* REQUIREMENT
Give back every line exactly as it appears, pictures excluded.

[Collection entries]
────────────────────────────────────────
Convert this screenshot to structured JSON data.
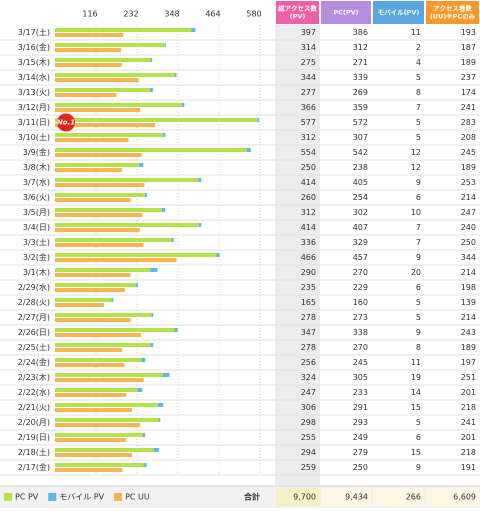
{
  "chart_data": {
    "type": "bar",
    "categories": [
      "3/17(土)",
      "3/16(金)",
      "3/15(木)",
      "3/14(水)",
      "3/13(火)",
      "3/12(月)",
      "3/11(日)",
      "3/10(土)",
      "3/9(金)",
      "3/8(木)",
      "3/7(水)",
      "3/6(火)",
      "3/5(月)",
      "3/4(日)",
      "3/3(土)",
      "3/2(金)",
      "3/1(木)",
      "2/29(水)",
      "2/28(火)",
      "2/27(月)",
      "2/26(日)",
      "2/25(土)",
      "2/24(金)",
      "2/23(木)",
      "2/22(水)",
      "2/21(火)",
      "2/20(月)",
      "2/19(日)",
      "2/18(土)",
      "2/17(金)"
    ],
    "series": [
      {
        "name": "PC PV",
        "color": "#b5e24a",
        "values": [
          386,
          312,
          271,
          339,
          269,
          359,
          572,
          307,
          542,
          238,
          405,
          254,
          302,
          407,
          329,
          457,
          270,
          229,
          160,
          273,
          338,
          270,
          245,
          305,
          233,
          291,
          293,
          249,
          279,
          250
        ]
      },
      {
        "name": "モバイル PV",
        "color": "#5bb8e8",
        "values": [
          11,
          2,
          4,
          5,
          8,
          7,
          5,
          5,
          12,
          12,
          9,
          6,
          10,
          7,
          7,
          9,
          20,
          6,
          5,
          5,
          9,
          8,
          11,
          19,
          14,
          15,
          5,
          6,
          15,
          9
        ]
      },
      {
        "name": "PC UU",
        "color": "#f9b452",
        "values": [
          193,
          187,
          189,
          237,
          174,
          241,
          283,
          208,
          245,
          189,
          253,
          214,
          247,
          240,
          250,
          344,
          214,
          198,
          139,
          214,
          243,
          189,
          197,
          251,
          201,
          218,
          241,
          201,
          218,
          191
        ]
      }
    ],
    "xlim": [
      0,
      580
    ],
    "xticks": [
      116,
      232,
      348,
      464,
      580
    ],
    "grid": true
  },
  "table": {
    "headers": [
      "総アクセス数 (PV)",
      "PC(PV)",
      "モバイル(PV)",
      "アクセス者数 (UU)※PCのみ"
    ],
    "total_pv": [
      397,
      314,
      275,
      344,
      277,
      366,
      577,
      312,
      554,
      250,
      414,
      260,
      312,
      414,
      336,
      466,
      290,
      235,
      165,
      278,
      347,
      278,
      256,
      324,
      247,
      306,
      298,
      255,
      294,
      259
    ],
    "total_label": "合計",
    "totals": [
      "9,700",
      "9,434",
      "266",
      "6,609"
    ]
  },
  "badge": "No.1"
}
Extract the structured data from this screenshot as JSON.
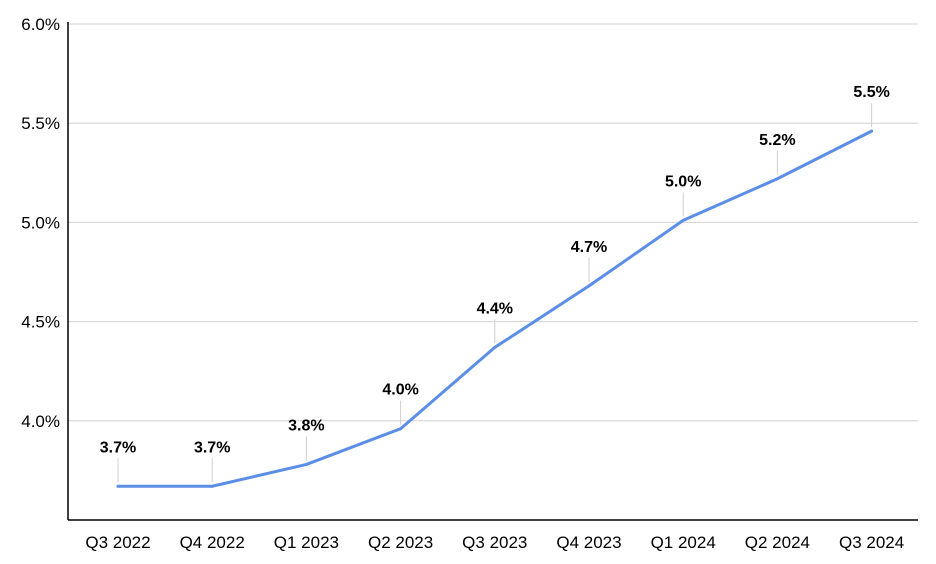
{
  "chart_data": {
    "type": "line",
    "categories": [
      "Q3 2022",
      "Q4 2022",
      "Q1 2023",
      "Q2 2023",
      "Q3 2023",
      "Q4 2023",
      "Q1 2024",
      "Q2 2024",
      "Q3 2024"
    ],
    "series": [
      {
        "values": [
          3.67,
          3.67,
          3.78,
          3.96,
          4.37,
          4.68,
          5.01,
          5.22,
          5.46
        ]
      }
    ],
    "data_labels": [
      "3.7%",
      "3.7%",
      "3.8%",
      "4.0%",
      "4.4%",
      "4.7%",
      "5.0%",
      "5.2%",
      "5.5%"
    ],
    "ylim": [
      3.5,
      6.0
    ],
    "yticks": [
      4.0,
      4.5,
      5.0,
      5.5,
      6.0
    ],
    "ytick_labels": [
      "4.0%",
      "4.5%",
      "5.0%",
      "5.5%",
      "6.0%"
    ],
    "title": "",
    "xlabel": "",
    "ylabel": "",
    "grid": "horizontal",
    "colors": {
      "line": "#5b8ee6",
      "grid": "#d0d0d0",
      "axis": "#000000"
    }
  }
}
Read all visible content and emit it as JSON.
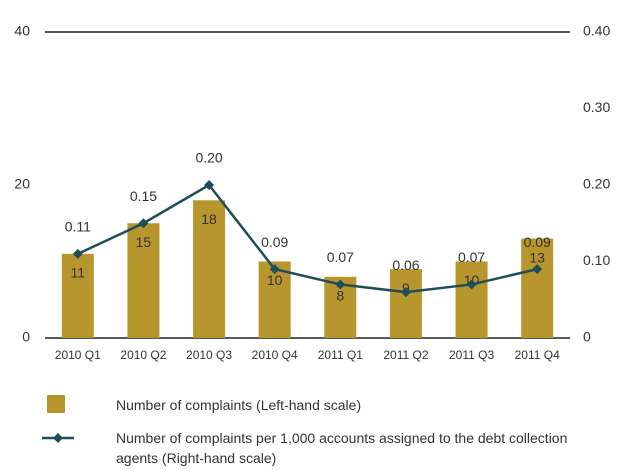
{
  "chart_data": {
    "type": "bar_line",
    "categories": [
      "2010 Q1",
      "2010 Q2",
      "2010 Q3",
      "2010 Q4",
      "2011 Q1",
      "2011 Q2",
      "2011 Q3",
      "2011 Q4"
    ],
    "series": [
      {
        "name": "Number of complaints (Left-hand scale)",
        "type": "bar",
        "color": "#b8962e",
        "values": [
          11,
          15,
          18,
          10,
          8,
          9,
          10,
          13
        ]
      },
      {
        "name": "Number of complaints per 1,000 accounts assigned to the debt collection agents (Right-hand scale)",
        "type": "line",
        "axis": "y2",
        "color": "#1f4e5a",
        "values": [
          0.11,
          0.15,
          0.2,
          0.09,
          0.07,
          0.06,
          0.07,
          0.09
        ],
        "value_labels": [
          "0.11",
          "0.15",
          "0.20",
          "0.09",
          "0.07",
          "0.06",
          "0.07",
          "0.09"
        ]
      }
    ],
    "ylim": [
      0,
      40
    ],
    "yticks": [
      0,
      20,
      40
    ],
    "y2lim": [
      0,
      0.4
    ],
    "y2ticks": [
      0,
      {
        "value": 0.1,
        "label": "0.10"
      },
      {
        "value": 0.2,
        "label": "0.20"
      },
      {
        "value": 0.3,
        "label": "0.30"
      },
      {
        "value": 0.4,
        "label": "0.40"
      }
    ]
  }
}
────────────────────────────────────────
* WRITTEN REPLY
Convert this screenshot to structured JSON data.
{
  "chart_data": {
    "type": "bar",
    "categories": [
      "3/17(土)",
      "3/16(金)",
      "3/15(木)",
      "3/14(水)",
      "3/13(火)",
      "3/12(月)",
      "3/11(日)",
      "3/10(土)",
      "3/9(金)",
      "3/8(木)",
      "3/7(水)",
      "3/6(火)",
      "3/5(月)",
      "3/4(日)",
      "3/3(土)",
      "3/2(金)",
      "3/1(木)",
      "2/29(水)",
      "2/28(火)",
      "2/27(月)",
      "2/26(日)",
      "2/25(土)",
      "2/24(金)",
      "2/23(木)",
      "2/22(水)",
      "2/21(火)",
      "2/20(月)",
      "2/19(日)",
      "2/18(土)",
      "2/17(金)"
    ],
    "series": [
      {
        "name": "PC PV",
        "color": "#b5e24a",
        "values": [
          386,
          312,
          271,
          339,
          269,
          359,
          572,
          307,
          542,
          238,
          405,
          254,
          302,
          407,
          329,
          457,
          270,
          229,
          160,
          273,
          338,
          270,
          245,
          305,
          233,
          291,
          293,
          249,
          279,
          250
        ]
      },
      {
        "name": "モバイル PV",
        "color": "#5bb8e8",
        "values": [
          11,
          2,
          4,
          5,
          8,
          7,
          5,
          5,
          12,
          12,
          9,
          6,
          10,
          7,
          7,
          9,
          20,
          6,
          5,
          5,
          9,
          8,
          11,
          19,
          14,
          15,
          5,
          6,
          15,
          9
        ]
      },
      {
        "name": "PC UU",
        "color": "#f9b452",
        "values": [
          193,
          187,
          189,
          237,
          174,
          241,
          283,
          208,
          245,
          189,
          253,
          214,
          247,
          240,
          250,
          344,
          214,
          198,
          139,
          214,
          243,
          189,
          197,
          251,
          201,
          218,
          241,
          201,
          218,
          191
        ]
      }
    ],
    "xlim": [
      0,
      580
    ],
    "xticks": [
      116,
      232,
      348,
      464,
      580
    ],
    "grid": true
  },
  "table": {
    "headers": [
      "総アクセス数 (PV)",
      "PC(PV)",
      "モバイル(PV)",
      "アクセス者数 (UU)※PCのみ"
    ],
    "total_pv": [
      397,
      314,
      275,
      344,
      277,
      366,
      577,
      312,
      554,
      250,
      414,
      260,
      312,
      414,
      336,
      466,
      290,
      235,
      165,
      278,
      347,
      278,
      256,
      324,
      247,
      306,
      298,
      255,
      294,
      259
    ],
    "total_label": "合計",
    "totals": [
      "9,700",
      "9,434",
      "266",
      "6,609"
    ]
  },
  "badge": "No.1"
}
Extract the structured data from this screenshot as JSON.
{
  "chart_data": {
    "type": "line",
    "categories": [
      "Q3 2022",
      "Q4 2022",
      "Q1 2023",
      "Q2 2023",
      "Q3 2023",
      "Q4 2023",
      "Q1 2024",
      "Q2 2024",
      "Q3 2024"
    ],
    "series": [
      {
        "values": [
          3.67,
          3.67,
          3.78,
          3.96,
          4.37,
          4.68,
          5.01,
          5.22,
          5.46
        ]
      }
    ],
    "data_labels": [
      "3.7%",
      "3.7%",
      "3.8%",
      "4.0%",
      "4.4%",
      "4.7%",
      "5.0%",
      "5.2%",
      "5.5%"
    ],
    "ylim": [
      3.5,
      6.0
    ],
    "yticks": [
      4.0,
      4.5,
      5.0,
      5.5,
      6.0
    ],
    "ytick_labels": [
      "4.0%",
      "4.5%",
      "5.0%",
      "5.5%",
      "6.0%"
    ],
    "title": "",
    "xlabel": "",
    "ylabel": "",
    "grid": "horizontal",
    "colors": {
      "line": "#5b8ee6",
      "grid": "#d0d0d0",
      "axis": "#000000"
    }
  }
}
Read all visible content and emit it as JSON.
{
  "chart_data": {
    "type": "bar_line",
    "categories": [
      "2010 Q1",
      "2010 Q2",
      "2010 Q3",
      "2010 Q4",
      "2011 Q1",
      "2011 Q2",
      "2011 Q3",
      "2011 Q4"
    ],
    "series": [
      {
        "name": "Number of complaints (Left-hand scale)",
        "type": "bar",
        "color": "#b8962e",
        "values": [
          11,
          15,
          18,
          10,
          8,
          9,
          10,
          13
        ]
      },
      {
        "name": "Number of complaints per 1,000 accounts assigned to the debt collection agents (Right-hand scale)",
        "type": "line",
        "axis": "y2",
        "color": "#1f4e5a",
        "values": [
          0.11,
          0.15,
          0.2,
          0.09,
          0.07,
          0.06,
          0.07,
          0.09
        ],
        "value_labels": [
          "0.11",
          "0.15",
          "0.20",
          "0.09",
          "0.07",
          "0.06",
          "0.07",
          "0.09"
        ]
      }
    ],
    "ylim": [
      0,
      40
    ],
    "yticks": [
      0,
      20,
      40
    ],
    "y2lim": [
      0,
      0.4
    ],
    "y2ticks": [
      0,
      {
        "value": 0.1,
        "label": "0.10"
      },
      {
        "value": 0.2,
        "label": "0.20"
      },
      {
        "value": 0.3,
        "label": "0.30"
      },
      {
        "value": 0.4,
        "label": "0.40"
      }
    ]
  }
}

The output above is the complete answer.